Written request: In the forum thread about limits, repeat word for word the part that opens with the words containing "This time, it's" and closes with "Thank you a lot!".

Passage provided:
*****
# Troube with limits

1. Mar 4, 2006

### mohlam12

Sorry... But I am always struggling with limits...
This time, it's this
$${\lim_{x \rightarrow 1} \frac{1}{(x-1)^2} - \frac{ax}{(x^2+1)^2}$$
a is a parameter, so we have to discuss the limit when a equals different values. Am I right? if so, how can we do that?

This one is similar too, but I think if I know how to do the first one, I'll be able to do this one too:
$$\lim_{x \rightarrow -1} \frac{(x-a)(x-b)}{x^2+x}$$
but do we have to discuss both a and b ??
Thank you a lot!

Last edited: Mar 4, 2006
2. Mar 4, 2006

### Lyuokdea

In order to discuss the limit for different values of a and b you would just give an answer in terms of a or b, an answer like 4*a or 20b/a.
*****
Region boundary data:
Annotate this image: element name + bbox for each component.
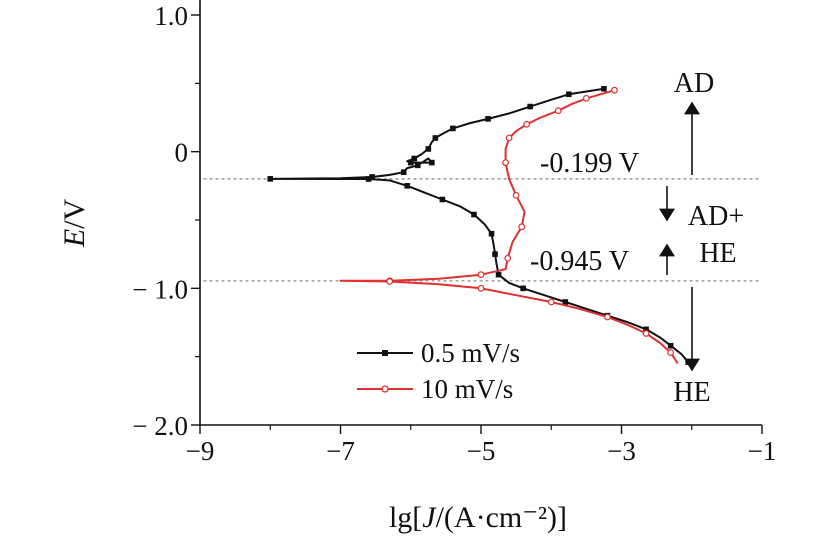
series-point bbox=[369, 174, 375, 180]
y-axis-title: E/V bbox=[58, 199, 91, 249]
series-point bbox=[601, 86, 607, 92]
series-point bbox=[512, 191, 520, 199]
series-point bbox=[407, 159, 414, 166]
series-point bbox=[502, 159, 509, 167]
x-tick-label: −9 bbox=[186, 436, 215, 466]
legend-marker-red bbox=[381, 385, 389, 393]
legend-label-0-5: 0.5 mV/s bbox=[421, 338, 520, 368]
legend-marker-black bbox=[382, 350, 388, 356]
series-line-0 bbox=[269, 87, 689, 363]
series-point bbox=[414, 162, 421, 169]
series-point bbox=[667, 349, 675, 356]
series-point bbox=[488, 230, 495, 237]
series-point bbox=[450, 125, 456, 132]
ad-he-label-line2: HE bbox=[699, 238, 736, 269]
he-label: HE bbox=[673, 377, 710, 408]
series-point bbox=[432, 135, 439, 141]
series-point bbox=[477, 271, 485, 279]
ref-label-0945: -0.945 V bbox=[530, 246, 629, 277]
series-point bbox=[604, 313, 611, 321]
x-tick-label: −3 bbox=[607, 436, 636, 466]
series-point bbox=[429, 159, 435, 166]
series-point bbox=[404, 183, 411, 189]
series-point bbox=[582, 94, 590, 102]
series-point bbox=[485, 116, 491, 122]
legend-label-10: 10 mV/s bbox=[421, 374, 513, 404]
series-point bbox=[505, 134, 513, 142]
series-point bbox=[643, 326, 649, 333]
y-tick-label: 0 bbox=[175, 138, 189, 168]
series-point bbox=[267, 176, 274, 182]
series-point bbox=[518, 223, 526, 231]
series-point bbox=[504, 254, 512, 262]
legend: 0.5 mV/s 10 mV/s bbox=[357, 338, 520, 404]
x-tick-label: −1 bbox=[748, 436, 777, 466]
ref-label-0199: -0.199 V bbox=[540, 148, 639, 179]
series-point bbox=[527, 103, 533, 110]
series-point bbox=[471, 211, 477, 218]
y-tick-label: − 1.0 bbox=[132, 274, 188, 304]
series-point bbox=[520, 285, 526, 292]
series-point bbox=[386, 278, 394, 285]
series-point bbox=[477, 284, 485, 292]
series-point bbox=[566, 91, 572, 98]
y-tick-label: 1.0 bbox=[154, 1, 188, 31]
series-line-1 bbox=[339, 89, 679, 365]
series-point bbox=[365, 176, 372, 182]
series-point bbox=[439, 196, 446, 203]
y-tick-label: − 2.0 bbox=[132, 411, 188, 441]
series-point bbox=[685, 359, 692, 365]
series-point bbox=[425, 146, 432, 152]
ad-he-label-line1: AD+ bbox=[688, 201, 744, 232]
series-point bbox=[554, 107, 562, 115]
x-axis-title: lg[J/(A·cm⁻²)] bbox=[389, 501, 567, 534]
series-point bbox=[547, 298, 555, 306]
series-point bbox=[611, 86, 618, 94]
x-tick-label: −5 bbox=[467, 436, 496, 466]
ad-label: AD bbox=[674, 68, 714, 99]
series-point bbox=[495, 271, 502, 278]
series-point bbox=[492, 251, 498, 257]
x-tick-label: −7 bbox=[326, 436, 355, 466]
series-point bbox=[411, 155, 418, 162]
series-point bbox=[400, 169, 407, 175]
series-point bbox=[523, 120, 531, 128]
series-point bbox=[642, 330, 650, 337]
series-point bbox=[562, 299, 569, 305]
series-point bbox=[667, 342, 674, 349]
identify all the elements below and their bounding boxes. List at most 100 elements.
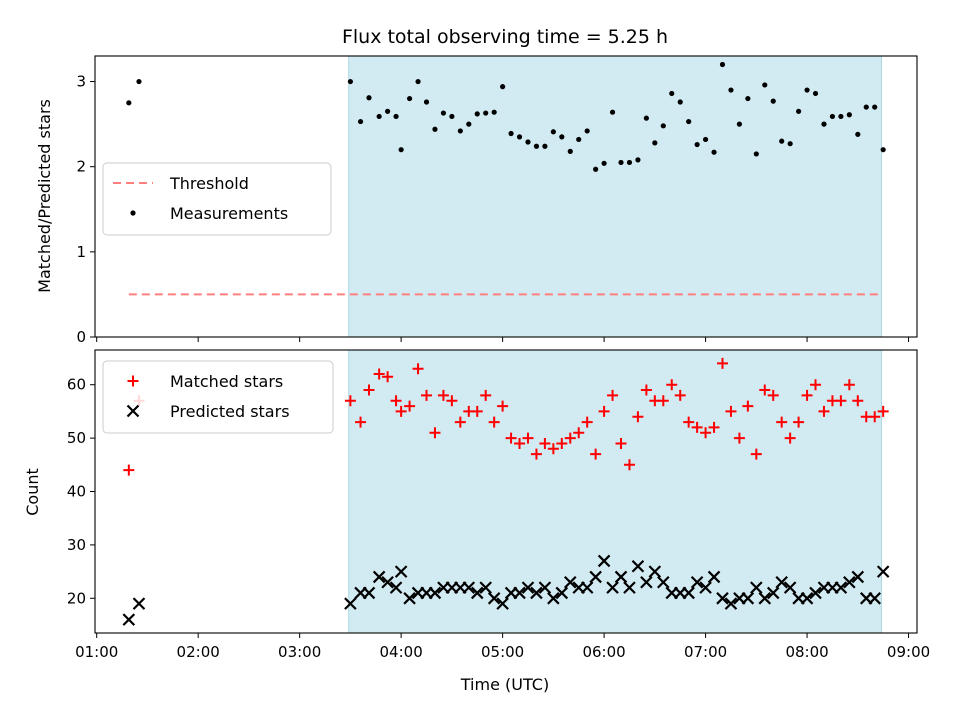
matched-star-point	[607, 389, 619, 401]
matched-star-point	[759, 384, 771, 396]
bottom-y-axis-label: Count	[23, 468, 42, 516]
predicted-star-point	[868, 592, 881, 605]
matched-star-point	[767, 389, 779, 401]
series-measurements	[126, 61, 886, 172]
*****
Worked solution:
This time, it's this
$${\lim_{x \rightarrow 1} \frac{1}{(x-1)^2} - \frac{ax}{(x^2+1)^2}$$
a is a parameter, so we have to discuss the limit when a equals different values. Am I right? if so, how can we do that?

This one is similar too, but I think if I know how to do the first one, I'll be able to do this one too:
$$\lim_{x \rightarrow -1} \frac{(x-a)(x-b)}{x^2+x}$$
but do we have to discuss both a and b ??
Thank you a lot!